* _Task to carry out_
Print the data that follows exactly.

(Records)
>>>
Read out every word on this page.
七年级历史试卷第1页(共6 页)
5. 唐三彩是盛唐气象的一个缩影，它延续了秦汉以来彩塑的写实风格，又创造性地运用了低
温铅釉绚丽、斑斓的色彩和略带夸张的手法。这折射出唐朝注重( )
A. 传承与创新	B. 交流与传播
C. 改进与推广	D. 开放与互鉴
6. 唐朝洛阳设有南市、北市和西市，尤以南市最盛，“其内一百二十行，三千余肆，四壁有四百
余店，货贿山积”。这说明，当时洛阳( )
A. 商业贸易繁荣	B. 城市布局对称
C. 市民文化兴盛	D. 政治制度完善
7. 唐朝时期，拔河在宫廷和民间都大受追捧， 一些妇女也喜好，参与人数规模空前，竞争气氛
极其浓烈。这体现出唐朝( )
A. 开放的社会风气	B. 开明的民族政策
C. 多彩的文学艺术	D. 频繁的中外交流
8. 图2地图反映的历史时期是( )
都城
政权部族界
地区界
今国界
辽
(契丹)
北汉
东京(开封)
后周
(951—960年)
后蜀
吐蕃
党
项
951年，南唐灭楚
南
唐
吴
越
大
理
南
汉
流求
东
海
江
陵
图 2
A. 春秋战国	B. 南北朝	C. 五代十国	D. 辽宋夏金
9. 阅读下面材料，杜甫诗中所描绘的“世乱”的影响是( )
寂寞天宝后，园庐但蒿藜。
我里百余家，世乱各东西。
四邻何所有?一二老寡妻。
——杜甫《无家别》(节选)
<<<
* _Result_
Read out every word on this page.
七年级历史试卷第1页(共6 页)
5. 唐三彩是盛唐气象的一个缩影，它延续了秦汉以来彩塑的写实风格，又创造性地运用了低
温铅釉绚丽、斑斓的色彩和略带夸张的手法。这折射出唐朝注重( )
A. 传承与创新	B. 交流与传播
C. 改进与推广	D. 开放与互鉴
6. 唐朝洛阳设有南市、北市和西市，尤以南市最盛，“其内一百二十行，三千余肆，四壁有四百
余店，货贿山积”。这说明，当时洛阳( )
A. 商业贸易繁荣	B. 城市布局对称
C. 市民文化兴盛	D. 政治制度完善
7. 唐朝时期，拔河在宫廷和民间都大受追捧， 一些妇女也喜好，参与人数规模空前，竞争气氛
极其浓烈。这体现出唐朝( )
A. 开放的社会风气	B. 开明的民族政策
C. 多彩的文学艺术	D. 频繁的中外交流
8. 图2地图反映的历史时期是( )
都城
政权部族界
地区界
今国界
辽
(契丹)
北汉
东京(开封)
后周
(951—960年)
后蜀
吐蕃
党
项
951年，南唐灭楚
南
唐
吴
越
大
理
南
汉
流求
东
海
江
陵
图 2
A. 春秋战国	B. 南北朝	C. 五代十国	D. 辽宋夏金
9. 阅读下面材料，杜甫诗中所描绘的“世乱”的影响是( )
寂寞天宝后，园庐但蒿藜。
我里百余家，世乱各东西。
四邻何所有?一二老寡妻。
——杜甫《无家别》(节选)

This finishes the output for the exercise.